=== Section Start ===

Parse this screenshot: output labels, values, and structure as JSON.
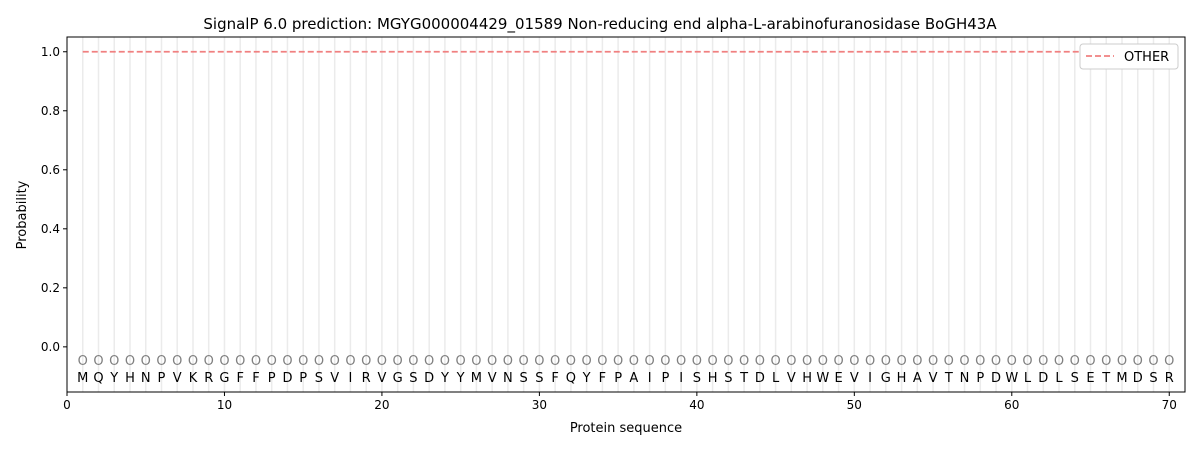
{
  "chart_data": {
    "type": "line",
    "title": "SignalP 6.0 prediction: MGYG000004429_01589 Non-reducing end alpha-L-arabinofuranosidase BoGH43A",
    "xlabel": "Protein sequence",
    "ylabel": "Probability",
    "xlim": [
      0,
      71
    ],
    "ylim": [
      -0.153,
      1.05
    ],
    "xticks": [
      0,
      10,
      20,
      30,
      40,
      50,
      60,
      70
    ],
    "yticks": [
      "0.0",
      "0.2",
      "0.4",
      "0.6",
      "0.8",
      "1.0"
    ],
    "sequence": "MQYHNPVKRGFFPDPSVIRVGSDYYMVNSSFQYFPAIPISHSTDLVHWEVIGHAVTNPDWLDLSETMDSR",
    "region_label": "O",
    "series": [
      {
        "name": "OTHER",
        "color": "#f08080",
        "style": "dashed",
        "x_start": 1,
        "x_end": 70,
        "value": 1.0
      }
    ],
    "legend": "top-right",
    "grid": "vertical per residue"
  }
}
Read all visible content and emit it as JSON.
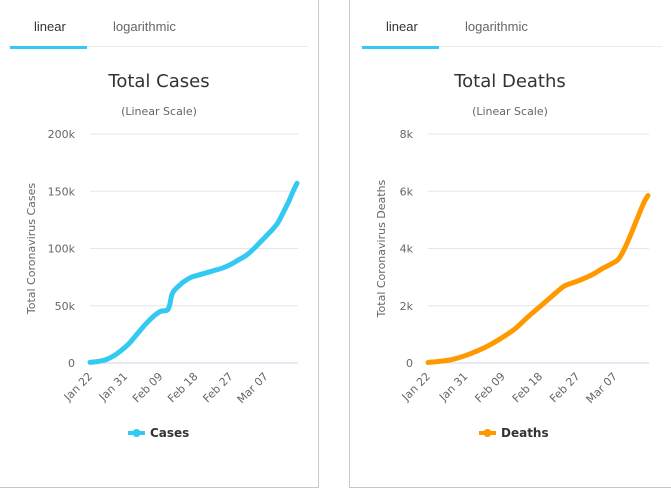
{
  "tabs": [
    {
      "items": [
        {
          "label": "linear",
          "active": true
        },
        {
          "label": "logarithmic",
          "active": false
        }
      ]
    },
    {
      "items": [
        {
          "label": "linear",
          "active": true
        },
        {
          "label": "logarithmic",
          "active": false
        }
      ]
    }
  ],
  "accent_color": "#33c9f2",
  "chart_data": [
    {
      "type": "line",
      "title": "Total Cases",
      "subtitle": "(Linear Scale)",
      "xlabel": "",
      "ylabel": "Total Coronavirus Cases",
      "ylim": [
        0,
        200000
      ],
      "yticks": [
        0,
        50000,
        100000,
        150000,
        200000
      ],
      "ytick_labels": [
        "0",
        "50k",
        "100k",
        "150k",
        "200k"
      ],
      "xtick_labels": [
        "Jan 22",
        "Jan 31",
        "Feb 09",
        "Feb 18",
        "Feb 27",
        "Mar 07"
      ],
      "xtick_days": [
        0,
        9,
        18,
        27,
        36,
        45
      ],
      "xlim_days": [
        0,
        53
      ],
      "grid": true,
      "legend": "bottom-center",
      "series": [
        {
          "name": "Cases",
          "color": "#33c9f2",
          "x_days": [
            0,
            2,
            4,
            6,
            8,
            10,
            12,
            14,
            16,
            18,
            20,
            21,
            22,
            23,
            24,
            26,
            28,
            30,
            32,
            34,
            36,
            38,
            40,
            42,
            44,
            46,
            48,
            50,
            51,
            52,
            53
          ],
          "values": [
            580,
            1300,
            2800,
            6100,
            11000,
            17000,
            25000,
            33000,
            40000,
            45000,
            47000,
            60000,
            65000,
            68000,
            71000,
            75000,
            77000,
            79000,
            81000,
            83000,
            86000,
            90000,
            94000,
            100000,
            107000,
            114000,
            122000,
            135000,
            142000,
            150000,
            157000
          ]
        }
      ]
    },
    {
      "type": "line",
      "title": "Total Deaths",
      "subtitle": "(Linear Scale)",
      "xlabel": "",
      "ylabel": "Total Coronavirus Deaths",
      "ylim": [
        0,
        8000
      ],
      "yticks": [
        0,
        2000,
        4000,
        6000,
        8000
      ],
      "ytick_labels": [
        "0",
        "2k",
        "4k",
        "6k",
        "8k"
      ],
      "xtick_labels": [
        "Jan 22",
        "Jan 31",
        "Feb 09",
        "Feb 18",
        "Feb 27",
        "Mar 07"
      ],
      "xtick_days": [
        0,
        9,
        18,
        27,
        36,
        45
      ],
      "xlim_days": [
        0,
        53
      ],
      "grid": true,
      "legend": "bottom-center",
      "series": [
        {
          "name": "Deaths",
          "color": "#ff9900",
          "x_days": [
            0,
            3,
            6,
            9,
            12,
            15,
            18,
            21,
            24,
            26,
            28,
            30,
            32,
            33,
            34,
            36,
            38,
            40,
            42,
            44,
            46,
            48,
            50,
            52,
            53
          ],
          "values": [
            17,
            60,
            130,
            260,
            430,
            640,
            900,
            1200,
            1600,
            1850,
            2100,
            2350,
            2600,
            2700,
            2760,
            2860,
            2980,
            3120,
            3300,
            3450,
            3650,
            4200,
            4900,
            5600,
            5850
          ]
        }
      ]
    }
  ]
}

=== Section End ===

◆ DIRECTIONS FOR THIS TASK ◆
State how many lines contain the word "Total" across the listing, and give no other text.

◆ REPLY ◆
4